* SUPPLIED RECORDS:
——————————
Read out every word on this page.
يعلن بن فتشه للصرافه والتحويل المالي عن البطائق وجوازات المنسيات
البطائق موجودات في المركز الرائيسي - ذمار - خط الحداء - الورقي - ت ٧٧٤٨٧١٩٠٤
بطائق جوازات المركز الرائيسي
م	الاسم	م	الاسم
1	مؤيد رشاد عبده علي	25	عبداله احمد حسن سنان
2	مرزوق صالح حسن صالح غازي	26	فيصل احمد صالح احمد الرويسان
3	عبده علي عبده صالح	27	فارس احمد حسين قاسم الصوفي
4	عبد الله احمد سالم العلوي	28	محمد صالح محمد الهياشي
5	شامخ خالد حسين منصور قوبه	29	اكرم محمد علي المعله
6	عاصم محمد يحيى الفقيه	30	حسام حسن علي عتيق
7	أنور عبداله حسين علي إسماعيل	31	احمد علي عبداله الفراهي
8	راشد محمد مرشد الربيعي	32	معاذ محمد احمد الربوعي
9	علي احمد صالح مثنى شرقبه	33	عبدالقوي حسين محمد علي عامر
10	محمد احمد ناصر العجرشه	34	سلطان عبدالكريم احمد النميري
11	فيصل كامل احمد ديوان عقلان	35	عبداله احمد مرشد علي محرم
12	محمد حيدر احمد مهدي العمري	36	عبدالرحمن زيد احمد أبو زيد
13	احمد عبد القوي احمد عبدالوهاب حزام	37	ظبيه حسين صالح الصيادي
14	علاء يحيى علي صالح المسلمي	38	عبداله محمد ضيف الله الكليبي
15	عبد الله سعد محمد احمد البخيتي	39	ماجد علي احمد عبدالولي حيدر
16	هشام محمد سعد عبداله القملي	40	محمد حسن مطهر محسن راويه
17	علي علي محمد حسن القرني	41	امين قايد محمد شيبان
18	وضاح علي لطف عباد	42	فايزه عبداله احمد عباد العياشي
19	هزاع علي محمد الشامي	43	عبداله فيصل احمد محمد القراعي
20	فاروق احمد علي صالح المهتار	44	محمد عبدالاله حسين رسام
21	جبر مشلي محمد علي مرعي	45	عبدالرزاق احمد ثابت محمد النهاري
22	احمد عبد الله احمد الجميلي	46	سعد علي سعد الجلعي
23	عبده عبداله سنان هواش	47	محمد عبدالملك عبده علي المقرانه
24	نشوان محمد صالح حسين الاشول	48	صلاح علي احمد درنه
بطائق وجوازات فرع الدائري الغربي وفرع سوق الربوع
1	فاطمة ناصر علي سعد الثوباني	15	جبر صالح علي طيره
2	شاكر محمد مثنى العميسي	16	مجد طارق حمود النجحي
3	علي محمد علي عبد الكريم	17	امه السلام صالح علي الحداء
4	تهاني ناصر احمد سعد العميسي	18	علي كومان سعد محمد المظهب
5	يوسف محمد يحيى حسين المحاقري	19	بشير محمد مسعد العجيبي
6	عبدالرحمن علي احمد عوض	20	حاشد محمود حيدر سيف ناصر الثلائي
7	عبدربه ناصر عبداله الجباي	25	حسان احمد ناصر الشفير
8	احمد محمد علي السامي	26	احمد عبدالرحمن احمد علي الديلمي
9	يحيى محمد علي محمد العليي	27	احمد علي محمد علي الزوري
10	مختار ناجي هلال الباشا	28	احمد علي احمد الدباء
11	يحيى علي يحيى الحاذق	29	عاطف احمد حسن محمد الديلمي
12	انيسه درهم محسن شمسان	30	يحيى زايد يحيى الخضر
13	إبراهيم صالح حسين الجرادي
——————————
* WHAT YOU WILL DO: Copy out every line of the data above, exactly as given.

* RESPONSE FOR THIS EXERCISE:
Read out every word on this page.
يعلن بن فتشه للصرافه والتحويل المالي عن البطائق وجوازات المنسيات
البطائق موجودات في المركز الرائيسي - ذمار - خط الحداء - الورقي - ت ٧٧٤٨٧١٩٠٤
بطائق جوازات المركز الرائيسي
م	الاسم	م	الاسم
1	مؤيد رشاد عبده علي	25	عبداله احمد حسن سنان
2	مرزوق صالح حسن صالح غازي	26	فيصل احمد صالح احمد الرويسان
3	عبده علي عبده صالح	27	فارس احمد حسين قاسم الصوفي
4	عبد الله احمد سالم العلوي	28	محمد صالح محمد الهياشي
5	شامخ خالد حسين منصور قوبه	29	اكرم محمد علي المعله
6	عاصم محمد يحيى الفقيه	30	حسام حسن علي عتيق
7	أنور عبداله حسين علي إسماعيل	31	احمد علي عبداله الفراهي
8	راشد محمد مرشد الربيعي	32	معاذ محمد احمد الربوعي
9	علي احمد صالح مثنى شرقبه	33	عبدالقوي حسين محمد علي عامر
10	محمد احمد ناصر العجرشه	34	سلطان عبدالكريم احمد النميري
11	فيصل كامل احمد ديوان عقلان	35	عبداله احمد مرشد علي محرم
12	محمد حيدر احمد مهدي العمري	36	عبدالرحمن زيد احمد أبو زيد
13	احمد عبد القوي احمد عبدالوهاب حزام	37	ظبيه حسين صالح الصيادي
14	علاء يحيى علي صالح المسلمي	38	عبداله محمد ضيف الله الكليبي
15	عبد الله سعد محمد احمد البخيتي	39	ماجد علي احمد عبدالولي حيدر
16	هشام محمد سعد عبداله القملي	40	محمد حسن مطهر محسن راويه
17	علي علي محمد حسن القرني	41	امين قايد محمد شيبان
18	وضاح علي لطف عباد	42	فايزه عبداله احمد عباد العياشي
19	هزاع علي محمد الشامي	43	عبداله فيصل احمد محمد القراعي
20	فاروق احمد علي صالح المهتار	44	محمد عبدالاله حسين رسام
21	جبر مشلي محمد علي مرعي	45	عبدالرزاق احمد ثابت محمد النهاري
22	احمد عبد الله احمد الجميلي	46	سعد علي سعد الجلعي
23	عبده عبداله سنان هواش	47	محمد عبدالملك عبده علي المقرانه
24	نشوان محمد صالح حسين الاشول	48	صلاح علي احمد درنه
بطائق وجوازات فرع الدائري الغربي وفرع سوق الربوع
1	فاطمة ناصر علي سعد الثوباني	15	جبر صالح علي طيره
2	شاكر محمد مثنى العميسي	16	مجد طارق حمود النجحي
3	علي محمد علي عبد الكريم	17	امه السلام صالح علي الحداء
4	تهاني ناصر احمد سعد العميسي	18	علي كومان سعد محمد المظهب
5	يوسف محمد يحيى حسين المحاقري	19	بشير محمد مسعد العجيبي
6	عبدالرحمن علي احمد عوض	20	حاشد محمود حيدر سيف ناصر الثلائي
7	عبدربه ناصر عبداله الجباي	25	حسان احمد ناصر الشفير
8	احمد محمد علي السامي	26	احمد عبدالرحمن احمد علي الديلمي
9	يحيى محمد علي محمد العليي	27	احمد علي محمد علي الزوري
10	مختار ناجي هلال الباشا	28	احمد علي احمد الدباء
11	يحيى علي يحيى الحاذق	29	عاطف احمد حسن محمد الديلمي
12	انيسه درهم محسن شمسان	30	يحيى زايد يحيى الخضر
13	إبراهيم صالح حسين الجرادي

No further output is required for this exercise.